→ STATED PROBLEM:
Please output the lines shown below exactly as they appear.

→ EXTRACTED MATERIAL:
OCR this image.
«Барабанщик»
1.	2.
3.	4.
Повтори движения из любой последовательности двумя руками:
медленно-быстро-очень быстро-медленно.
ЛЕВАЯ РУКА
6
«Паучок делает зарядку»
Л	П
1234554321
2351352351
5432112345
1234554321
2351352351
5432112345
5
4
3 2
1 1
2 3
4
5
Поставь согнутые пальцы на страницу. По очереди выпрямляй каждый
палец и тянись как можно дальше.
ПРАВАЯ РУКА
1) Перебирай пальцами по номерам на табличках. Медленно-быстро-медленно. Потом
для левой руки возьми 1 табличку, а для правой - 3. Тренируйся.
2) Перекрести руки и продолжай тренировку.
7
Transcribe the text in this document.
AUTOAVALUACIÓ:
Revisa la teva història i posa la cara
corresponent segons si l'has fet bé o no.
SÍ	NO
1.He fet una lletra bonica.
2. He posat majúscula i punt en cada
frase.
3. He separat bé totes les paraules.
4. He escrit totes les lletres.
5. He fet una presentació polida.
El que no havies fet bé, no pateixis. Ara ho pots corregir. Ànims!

→ TASK RESPONSE:
OCR this image.
«Барабанщик»
1.	2.
3.	4.
Повтори движения из любой последовательности двумя руками:
медленно-быстро-очень быстро-медленно.
ЛЕВАЯ РУКА
6
«Паучок делает зарядку»
Л	П
1234554321
2351352351
5432112345
1234554321
2351352351
5432112345
5
4
3 2
1 1
2 3
4
5
Поставь согнутые пальцы на страницу. По очереди выпрямляй каждый
палец и тянись как можно дальше.
ПРАВАЯ РУКА
1) Перебирай пальцами по номерам на табличках. Медленно-быстро-медленно. Потом
для левой руки возьми 1 табличку, а для правой - 3. Тренируйся.
2) Перекрести руки и продолжай тренировку.
7
Transcribe the text in this document.
AUTOAVALUACIÓ:
Revisa la teva història i posa la cara
corresponent segons si l'has fet bé o no.
SÍ	NO
1.He fet una lletra bonica.
2. He posat majúscula i punt en cada
frase.
3. He separat bé totes les paraules.
4. He escrit totes les lletres.
5. He fet una presentació polida.
El que no havies fet bé, no pateixis. Ara ho pots corregir. Ànims!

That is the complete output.